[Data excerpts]
==========
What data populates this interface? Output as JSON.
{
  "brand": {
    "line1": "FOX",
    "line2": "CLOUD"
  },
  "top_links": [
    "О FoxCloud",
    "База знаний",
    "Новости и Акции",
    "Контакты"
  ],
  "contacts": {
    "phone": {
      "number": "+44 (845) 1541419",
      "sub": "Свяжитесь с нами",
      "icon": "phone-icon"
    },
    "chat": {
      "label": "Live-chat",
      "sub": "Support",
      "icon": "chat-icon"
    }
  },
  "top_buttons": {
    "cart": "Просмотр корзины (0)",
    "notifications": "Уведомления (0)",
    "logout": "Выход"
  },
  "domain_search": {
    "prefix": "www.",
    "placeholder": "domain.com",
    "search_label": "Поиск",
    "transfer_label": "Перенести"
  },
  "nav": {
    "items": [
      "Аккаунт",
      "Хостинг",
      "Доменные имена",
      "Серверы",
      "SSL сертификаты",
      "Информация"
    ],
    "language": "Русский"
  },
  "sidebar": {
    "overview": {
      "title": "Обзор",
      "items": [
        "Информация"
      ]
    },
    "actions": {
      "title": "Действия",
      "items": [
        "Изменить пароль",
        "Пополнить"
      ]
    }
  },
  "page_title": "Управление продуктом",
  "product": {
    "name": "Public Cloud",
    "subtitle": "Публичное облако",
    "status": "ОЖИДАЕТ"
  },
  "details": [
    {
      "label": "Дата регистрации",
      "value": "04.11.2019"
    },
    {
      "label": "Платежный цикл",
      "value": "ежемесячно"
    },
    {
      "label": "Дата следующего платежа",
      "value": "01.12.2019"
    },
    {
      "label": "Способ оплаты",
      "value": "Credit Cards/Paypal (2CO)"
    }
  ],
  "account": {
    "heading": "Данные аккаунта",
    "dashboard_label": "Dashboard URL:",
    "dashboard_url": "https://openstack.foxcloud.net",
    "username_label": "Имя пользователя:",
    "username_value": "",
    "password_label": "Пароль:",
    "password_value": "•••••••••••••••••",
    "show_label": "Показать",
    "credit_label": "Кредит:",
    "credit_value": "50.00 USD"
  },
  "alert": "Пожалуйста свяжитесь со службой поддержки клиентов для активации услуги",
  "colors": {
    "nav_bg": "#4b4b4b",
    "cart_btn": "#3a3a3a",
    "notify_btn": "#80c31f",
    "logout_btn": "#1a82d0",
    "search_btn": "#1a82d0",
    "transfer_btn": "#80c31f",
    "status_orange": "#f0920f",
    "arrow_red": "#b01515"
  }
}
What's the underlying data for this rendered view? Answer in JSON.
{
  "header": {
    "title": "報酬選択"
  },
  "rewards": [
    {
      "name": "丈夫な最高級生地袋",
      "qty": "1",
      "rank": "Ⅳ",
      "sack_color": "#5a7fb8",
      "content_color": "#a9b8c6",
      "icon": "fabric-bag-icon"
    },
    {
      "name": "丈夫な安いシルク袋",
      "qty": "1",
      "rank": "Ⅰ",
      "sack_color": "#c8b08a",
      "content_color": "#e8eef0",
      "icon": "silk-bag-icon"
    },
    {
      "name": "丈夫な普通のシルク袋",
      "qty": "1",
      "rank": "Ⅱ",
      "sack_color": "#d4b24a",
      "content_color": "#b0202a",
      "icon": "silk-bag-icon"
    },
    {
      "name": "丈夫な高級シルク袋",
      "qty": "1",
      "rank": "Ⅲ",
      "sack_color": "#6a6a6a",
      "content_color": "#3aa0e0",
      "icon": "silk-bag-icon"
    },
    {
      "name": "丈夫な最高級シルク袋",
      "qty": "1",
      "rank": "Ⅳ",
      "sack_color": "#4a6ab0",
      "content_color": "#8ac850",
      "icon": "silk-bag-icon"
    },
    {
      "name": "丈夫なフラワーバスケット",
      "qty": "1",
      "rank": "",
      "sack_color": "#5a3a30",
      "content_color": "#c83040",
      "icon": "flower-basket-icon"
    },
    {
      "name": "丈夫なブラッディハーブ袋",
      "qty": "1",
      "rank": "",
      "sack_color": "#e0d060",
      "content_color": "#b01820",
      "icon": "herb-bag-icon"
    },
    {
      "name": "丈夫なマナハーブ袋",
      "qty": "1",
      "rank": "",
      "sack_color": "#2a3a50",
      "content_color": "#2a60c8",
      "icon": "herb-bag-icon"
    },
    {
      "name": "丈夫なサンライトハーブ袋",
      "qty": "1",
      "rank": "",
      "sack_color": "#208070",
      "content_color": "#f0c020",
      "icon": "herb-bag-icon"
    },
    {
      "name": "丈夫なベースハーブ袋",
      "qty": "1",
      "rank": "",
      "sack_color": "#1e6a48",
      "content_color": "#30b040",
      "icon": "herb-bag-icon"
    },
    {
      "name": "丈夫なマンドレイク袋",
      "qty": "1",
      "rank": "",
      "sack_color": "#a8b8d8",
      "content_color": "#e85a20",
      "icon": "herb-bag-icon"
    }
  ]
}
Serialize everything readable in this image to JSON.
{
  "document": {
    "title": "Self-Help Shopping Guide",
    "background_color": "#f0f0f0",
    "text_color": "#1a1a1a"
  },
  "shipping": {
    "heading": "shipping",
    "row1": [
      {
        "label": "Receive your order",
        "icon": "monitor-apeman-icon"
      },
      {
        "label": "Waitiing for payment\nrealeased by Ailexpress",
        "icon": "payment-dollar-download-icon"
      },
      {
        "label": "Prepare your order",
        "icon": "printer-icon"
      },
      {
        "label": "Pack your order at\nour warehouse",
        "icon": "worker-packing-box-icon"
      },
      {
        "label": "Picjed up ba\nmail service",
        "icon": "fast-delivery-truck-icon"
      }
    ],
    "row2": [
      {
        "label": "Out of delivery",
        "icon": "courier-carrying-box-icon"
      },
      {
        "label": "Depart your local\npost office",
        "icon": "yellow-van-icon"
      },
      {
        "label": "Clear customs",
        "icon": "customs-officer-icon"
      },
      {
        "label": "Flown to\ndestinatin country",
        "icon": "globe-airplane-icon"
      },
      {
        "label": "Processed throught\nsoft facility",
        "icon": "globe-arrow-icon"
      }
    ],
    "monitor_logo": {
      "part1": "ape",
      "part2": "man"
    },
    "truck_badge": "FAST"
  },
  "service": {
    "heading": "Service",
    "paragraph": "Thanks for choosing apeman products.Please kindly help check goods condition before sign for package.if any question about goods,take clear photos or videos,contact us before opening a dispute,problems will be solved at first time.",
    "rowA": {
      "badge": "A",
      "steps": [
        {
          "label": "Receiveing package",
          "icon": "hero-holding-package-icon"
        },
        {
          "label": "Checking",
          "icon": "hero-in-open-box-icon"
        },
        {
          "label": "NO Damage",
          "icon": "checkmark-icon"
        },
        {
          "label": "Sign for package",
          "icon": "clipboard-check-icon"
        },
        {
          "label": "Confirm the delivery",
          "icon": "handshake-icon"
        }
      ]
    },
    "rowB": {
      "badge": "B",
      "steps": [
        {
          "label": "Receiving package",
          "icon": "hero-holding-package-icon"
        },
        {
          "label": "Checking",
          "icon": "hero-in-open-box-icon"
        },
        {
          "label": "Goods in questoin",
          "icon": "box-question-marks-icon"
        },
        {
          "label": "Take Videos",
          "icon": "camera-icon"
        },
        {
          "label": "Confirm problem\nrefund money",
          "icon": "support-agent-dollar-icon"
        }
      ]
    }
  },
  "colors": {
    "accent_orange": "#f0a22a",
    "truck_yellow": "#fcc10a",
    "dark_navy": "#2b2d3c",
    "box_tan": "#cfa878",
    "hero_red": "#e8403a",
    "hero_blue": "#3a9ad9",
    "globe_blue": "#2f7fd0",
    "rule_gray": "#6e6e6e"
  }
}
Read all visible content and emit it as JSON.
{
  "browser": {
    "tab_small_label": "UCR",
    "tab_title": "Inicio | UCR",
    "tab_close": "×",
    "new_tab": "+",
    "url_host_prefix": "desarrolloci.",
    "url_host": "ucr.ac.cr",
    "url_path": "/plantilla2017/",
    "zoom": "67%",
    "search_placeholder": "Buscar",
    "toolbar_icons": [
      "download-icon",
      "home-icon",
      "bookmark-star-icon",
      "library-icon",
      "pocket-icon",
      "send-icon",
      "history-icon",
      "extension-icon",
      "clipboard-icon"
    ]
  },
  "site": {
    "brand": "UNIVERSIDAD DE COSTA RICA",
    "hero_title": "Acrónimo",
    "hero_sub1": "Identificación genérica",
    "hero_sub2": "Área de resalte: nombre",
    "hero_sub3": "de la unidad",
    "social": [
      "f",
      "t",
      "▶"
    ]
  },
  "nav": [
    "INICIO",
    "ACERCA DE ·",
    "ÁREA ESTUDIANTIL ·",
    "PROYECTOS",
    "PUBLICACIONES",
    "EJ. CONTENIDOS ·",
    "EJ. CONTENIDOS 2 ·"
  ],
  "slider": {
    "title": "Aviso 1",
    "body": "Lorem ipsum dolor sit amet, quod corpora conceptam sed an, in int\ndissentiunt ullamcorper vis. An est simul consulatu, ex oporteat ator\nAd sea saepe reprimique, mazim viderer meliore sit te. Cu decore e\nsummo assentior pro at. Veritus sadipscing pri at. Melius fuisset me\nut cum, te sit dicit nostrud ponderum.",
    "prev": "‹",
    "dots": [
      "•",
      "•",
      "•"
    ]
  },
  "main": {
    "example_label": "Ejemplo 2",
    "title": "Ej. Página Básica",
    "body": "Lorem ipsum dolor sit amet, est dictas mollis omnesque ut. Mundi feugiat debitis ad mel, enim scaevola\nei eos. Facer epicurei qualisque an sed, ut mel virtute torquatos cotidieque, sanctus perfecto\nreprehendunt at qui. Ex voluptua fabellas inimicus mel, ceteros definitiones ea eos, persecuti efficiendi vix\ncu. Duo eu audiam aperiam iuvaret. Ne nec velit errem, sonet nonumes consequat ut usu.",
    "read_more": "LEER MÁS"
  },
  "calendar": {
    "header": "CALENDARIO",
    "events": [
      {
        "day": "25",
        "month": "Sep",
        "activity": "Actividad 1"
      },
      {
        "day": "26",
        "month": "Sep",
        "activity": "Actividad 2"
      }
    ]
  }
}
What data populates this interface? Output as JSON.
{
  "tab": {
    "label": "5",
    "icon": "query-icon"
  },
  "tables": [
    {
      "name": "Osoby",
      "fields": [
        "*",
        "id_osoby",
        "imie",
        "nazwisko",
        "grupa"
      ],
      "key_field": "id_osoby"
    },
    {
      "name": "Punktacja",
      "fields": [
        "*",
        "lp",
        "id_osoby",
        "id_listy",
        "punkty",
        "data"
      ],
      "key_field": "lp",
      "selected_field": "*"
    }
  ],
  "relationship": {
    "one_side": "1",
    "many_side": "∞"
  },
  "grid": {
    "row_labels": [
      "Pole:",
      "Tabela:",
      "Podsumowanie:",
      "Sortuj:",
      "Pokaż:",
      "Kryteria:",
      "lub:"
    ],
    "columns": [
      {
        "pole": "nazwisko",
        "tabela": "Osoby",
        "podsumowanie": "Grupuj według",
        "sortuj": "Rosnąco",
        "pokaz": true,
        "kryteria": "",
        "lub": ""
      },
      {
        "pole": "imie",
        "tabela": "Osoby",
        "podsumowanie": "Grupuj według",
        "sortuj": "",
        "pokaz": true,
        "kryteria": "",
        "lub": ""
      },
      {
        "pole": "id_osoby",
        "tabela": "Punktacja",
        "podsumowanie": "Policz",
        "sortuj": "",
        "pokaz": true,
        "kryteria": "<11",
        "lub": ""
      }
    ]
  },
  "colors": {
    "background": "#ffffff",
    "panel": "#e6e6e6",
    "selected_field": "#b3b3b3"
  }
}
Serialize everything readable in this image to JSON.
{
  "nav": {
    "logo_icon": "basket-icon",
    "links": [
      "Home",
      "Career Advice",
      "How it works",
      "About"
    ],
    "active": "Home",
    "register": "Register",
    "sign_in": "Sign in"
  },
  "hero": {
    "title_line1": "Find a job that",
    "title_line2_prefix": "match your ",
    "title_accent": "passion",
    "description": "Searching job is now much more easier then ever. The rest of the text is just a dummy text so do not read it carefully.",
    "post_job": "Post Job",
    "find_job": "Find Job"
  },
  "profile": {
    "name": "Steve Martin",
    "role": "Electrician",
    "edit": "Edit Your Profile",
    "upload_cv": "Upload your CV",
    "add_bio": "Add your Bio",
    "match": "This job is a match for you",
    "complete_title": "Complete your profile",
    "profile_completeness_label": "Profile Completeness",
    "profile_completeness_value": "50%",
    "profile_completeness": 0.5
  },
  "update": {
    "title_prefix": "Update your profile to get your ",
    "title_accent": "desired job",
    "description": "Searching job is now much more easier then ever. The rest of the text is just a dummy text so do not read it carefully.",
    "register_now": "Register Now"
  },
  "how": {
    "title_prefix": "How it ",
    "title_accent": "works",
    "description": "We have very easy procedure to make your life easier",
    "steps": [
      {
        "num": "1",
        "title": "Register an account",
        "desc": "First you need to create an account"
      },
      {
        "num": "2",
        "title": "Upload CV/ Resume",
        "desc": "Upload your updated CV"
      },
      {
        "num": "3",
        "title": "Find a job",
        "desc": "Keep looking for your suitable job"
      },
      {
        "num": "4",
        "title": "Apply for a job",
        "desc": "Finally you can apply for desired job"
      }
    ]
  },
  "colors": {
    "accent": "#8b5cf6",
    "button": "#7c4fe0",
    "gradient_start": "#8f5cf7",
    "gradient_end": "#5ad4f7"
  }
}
==========
What the exercise asks: What is the number of lines in the data holding the word "Register"? Reply with that number only.

Exercise solution: 3